Repeat word for word everything in the plot summary from "The family attends" down to "Shu-Fen and I-Ann.".
╭─ Excerpt
When I-Ann is invited to a party at a motel with an old local classmate, it is revealed that she had been a straight-A student and the most popular girl on campus, but had to drop out of high school for reasons I-Ann claims were financial. After others at the party mock her with crude sexual advances, she storms out. I-Ann is also in a sexual relationship with her boss, A-Ming, whose wife eventually discovers the relationship and confronts I-Ann at work. I-Ann reveals she is pregnant with A-Ming's baby and quits.

I-Jing, while playing with the pet meerkat willed to the family by Shu-Fen's deceased husband, throws a ball with her left hand, leading to the meerkat falling off the apartment balcony and dying. Distressed and guilty, I-Jing blames "the devil's hand." Later, Shu-Fen visits her mother's home to beg for money, but Xue-Mei refuses. Xue-Mei is secretly involved in a black-market illegal-immigration operation, and I-Jing, oblivious to the crimes but aware that the passports are valuable, steals them from Xue-Mei's home as the women argue, inadvertently saving Xue-Mei from a later raid by immigration agents. When I-Jing attempts to pawn the passports, the shop owner contacts the family home, and I-Ann collects her and learns of I-Jing's belief in her "devil hand" and shoplifting. I-Ann convinces I-Jing that the superstition is false, assures that the meerkat's death was an accident, and takes I-Jing to return the stolen items and atone. As thanks for I-Jing's actions involving the passports, Xue-Mei gifts Shu-Fen the money to pay for the noodle stand.

The family attends a birthday banquet for Xue-Mei's sixtieth birthday. A-Ming, who has been attempting to contact I-Ann without success, arrives with his wife after deducing her location, and his wife loudly reveals I-Ann's affair and pregnancy in front of the scandalized extended family, insisting that they will pay for the baby if it is a male. I-Ann retorts that she miscarried the child, leading to a fight with Shu-Fen, who is ashamed of I-Ann's behavior and failure to take responsibility. The couple is thrown out, but I-Ann drinks heavily, and eventually reveals their family secret: I-Jing is her own daughter, not Shu-Fen's, and Shu-Fen had covered up the truth in order to give her daughter a better chance at marital prospects. Xue-Mei is outraged, but the moment is cathartic for Shu-Fen and I-Ann.
╰─
╭─ Data block
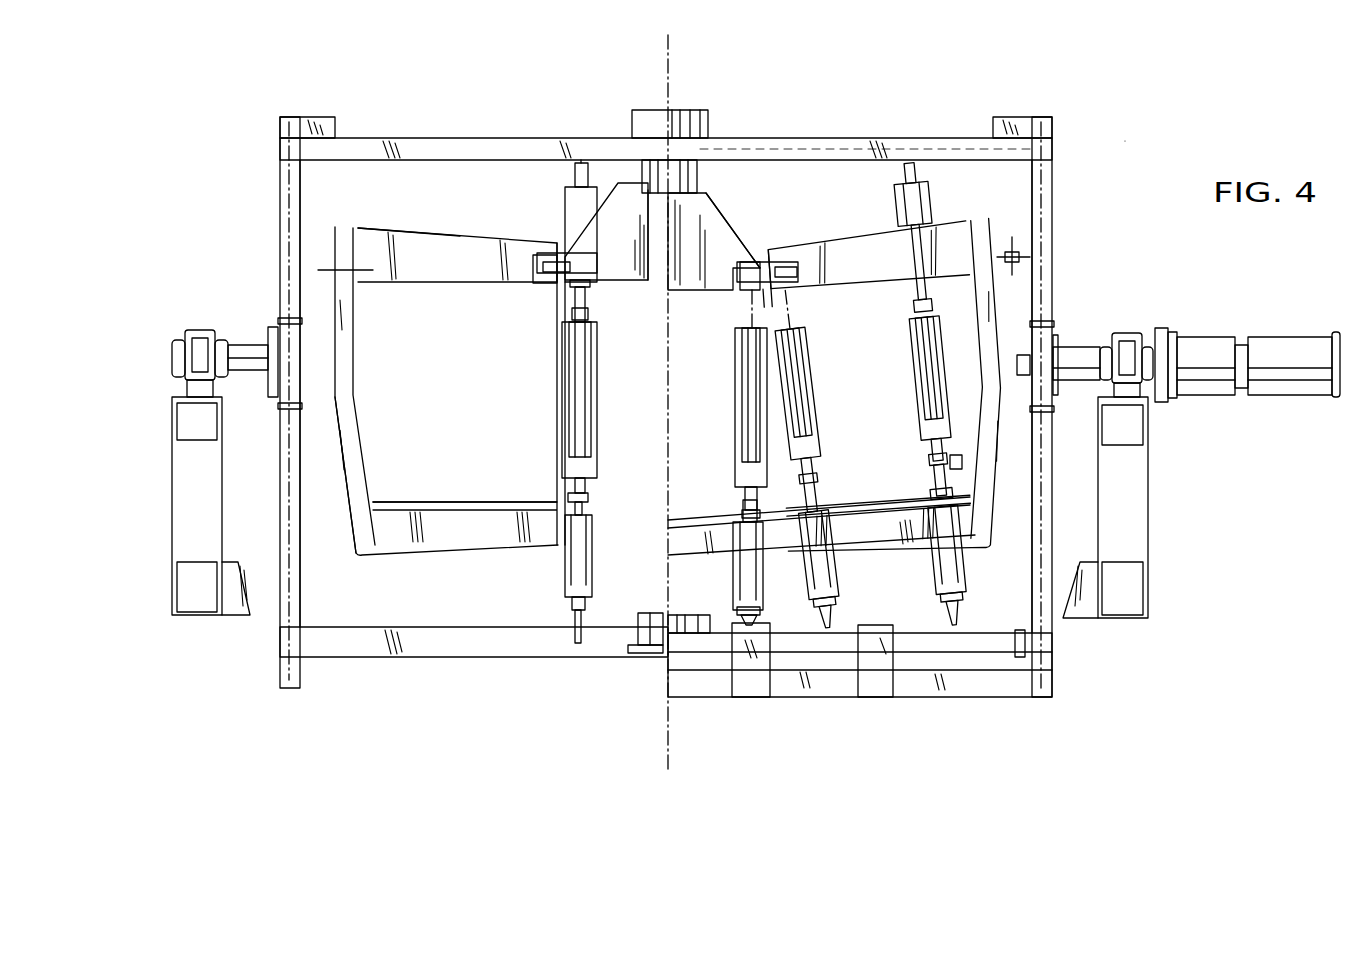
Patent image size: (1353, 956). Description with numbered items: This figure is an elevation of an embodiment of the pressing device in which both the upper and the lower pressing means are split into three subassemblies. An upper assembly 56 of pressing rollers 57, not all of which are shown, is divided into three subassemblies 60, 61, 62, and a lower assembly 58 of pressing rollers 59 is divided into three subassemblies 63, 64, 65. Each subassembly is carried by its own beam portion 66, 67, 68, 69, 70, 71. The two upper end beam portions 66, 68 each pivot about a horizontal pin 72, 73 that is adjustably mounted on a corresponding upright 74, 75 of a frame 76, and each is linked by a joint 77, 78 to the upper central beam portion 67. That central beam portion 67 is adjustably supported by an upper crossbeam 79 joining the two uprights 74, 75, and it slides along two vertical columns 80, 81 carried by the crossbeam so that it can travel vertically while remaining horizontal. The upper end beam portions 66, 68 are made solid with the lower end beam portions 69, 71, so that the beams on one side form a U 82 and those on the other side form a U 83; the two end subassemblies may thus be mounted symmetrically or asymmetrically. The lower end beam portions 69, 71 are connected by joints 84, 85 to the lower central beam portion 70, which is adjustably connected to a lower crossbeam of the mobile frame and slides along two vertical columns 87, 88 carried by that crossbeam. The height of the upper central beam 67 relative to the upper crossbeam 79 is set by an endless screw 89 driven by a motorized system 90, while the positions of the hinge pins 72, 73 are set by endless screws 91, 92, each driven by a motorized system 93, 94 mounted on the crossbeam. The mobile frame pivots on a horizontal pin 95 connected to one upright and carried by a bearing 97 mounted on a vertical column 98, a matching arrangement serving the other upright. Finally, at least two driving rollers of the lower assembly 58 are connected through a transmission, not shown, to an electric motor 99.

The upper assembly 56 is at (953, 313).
╰─
Exercise answer >>
The family attends a birthday banquet for Xue-Mei's sixtieth birthday. A-Ming, who has been attempting to contact I-Ann without success, arrives with his wife after deducing her location, and his wife loudly reveals I-Ann's affair and pregnancy in front of the scandalized extended family, insisting that they will pay for the baby if it is a male. I-Ann retorts that she miscarried the child, leading to a fight with Shu-Fen, who is ashamed of I-Ann's behavior and failure to take responsibility. The couple is thrown out, but I-Ann drinks heavily, and eventually reveals their family secret: I-Jing is her own daughter, not Shu-Fen's, and Shu-Fen had covered up the truth in order to give her daughter a better chance at marital prospects. Xue-Mei is outraged, but the moment is cathartic for Shu-Fen and I-Ann.